----- Supplied material
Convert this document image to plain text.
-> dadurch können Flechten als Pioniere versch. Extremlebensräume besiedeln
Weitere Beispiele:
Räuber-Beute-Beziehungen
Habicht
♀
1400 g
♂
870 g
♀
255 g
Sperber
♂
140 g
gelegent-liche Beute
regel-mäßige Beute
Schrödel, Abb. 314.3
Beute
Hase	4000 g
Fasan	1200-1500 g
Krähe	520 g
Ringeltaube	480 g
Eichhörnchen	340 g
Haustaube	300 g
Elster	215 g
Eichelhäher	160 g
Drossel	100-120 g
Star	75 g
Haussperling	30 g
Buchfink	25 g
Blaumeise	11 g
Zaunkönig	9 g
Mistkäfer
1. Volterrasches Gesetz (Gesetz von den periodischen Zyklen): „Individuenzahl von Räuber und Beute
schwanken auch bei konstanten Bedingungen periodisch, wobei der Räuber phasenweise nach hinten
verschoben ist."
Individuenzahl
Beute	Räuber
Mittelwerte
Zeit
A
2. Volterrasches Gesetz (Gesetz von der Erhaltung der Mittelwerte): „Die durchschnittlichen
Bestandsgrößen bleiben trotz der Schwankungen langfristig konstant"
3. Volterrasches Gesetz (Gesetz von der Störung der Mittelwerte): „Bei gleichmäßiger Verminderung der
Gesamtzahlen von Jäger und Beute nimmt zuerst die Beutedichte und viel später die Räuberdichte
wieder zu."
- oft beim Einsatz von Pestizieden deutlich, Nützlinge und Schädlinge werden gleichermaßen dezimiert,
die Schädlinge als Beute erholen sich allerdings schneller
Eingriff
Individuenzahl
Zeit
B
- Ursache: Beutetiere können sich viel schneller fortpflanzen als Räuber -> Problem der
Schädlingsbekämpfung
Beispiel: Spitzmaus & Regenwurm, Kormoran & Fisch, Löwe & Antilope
----------
To be done: Search the listing for the string "sich". Copy each line where it turns up.

Result for this task:
die Schädlinge als Beute erholen sich allerdings schneller
- Ursache: Beutetiere können sich viel schneller fortpflanzen als Räuber -> Problem der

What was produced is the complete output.